● **EXERCISE TASK**
Find every line in the records below that holds the word "panels", and copy it out.
▼▼▼
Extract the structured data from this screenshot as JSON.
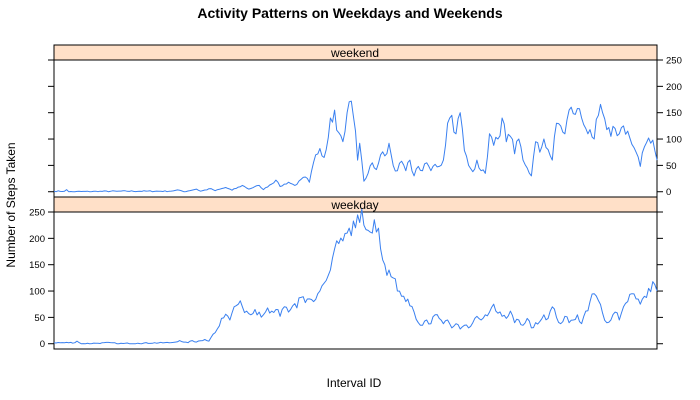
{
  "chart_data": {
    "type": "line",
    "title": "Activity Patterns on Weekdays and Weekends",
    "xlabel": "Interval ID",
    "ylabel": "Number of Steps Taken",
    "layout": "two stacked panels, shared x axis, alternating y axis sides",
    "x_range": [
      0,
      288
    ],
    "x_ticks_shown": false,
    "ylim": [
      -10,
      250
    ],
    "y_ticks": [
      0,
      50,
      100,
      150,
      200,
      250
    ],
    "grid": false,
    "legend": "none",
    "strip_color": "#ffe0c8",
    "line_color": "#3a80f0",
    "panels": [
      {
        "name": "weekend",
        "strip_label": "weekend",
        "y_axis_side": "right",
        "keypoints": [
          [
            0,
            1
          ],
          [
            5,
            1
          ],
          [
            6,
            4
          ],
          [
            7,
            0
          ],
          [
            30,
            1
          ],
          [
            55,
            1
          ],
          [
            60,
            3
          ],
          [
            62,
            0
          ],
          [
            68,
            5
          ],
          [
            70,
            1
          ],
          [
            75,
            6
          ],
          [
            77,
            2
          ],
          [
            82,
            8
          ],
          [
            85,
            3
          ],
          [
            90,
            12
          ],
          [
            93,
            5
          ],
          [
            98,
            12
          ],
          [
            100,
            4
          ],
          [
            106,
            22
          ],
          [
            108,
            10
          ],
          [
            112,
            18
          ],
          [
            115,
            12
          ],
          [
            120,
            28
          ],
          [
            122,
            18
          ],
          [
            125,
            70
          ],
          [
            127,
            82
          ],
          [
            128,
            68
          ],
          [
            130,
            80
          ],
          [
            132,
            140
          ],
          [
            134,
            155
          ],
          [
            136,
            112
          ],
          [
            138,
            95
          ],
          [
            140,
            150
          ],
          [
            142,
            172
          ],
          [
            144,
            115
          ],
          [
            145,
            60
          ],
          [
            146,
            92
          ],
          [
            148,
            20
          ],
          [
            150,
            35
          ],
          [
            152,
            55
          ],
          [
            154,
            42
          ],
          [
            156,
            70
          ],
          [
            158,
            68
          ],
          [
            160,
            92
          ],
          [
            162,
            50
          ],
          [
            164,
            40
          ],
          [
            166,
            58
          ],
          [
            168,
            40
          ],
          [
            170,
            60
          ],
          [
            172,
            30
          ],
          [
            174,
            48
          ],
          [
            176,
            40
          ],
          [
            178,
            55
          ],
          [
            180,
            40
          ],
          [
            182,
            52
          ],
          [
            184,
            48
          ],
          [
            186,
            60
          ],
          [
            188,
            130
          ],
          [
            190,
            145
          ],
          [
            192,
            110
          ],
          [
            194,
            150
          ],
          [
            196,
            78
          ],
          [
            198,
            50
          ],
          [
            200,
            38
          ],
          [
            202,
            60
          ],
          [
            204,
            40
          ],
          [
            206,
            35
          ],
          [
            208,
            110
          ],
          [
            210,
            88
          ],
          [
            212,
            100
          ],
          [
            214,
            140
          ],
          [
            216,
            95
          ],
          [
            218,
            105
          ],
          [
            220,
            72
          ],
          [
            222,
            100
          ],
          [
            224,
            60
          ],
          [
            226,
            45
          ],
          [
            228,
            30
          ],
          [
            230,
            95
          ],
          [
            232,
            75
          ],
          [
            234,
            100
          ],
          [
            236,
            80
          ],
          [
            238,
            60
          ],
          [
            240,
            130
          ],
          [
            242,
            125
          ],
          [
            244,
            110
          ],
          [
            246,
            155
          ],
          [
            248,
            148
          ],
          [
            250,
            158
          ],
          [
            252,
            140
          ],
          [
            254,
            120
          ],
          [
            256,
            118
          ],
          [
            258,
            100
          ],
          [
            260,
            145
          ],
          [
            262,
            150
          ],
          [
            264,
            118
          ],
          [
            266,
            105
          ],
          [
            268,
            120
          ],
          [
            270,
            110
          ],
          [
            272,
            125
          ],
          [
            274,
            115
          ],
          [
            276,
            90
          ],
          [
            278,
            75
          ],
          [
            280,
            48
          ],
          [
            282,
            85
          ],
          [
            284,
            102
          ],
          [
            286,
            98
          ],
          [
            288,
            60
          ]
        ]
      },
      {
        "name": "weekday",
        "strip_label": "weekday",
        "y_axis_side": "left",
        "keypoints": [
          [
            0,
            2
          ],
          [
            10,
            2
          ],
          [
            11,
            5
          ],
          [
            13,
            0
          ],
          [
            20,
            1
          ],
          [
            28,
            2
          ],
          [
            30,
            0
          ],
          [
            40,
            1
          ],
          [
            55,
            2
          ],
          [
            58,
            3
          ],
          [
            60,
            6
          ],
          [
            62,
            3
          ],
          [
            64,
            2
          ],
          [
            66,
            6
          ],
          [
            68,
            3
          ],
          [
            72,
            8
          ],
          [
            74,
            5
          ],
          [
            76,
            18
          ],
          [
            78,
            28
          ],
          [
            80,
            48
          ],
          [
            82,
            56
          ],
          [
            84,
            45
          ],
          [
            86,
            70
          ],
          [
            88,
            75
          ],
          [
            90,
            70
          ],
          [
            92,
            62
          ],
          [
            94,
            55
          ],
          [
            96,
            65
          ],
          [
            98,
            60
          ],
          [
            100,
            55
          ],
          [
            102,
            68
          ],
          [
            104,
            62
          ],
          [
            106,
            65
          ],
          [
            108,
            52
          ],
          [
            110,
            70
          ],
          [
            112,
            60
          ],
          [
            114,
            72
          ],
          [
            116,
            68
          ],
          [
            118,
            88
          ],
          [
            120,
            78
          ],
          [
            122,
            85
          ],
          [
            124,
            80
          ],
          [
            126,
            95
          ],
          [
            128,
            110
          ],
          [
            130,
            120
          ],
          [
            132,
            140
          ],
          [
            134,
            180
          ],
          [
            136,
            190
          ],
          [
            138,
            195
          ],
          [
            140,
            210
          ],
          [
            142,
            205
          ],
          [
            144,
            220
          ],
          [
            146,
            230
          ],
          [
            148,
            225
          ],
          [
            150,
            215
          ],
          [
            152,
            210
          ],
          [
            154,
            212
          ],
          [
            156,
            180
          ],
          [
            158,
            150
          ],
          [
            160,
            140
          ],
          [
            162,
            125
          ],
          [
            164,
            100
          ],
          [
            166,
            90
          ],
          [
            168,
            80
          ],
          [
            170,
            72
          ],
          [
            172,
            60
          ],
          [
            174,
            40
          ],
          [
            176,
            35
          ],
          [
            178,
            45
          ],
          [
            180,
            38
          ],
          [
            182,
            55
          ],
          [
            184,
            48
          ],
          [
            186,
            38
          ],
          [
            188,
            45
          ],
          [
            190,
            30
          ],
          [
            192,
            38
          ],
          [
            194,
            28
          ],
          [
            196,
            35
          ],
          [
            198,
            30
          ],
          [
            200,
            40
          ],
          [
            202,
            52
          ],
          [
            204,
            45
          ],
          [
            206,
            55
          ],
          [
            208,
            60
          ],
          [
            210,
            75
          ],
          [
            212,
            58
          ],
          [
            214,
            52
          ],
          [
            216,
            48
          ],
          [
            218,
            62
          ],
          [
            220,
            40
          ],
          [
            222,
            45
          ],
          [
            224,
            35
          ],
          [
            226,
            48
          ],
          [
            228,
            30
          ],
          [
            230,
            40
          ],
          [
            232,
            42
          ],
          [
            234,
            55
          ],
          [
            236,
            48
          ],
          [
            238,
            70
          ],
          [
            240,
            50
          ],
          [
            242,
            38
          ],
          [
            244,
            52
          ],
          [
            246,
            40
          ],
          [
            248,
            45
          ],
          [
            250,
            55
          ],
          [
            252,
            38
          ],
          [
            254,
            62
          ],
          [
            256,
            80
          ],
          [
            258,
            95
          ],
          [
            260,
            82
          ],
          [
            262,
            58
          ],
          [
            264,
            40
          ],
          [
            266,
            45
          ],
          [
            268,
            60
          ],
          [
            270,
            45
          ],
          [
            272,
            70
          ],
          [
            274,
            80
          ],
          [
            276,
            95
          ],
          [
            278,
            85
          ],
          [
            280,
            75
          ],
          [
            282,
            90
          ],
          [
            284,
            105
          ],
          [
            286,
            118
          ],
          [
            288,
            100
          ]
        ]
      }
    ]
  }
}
▲▲▲
● **FINAL RESULT**
    "layout": "two stacked panels, shared x axis, alternating y axis sides",
    "panels": [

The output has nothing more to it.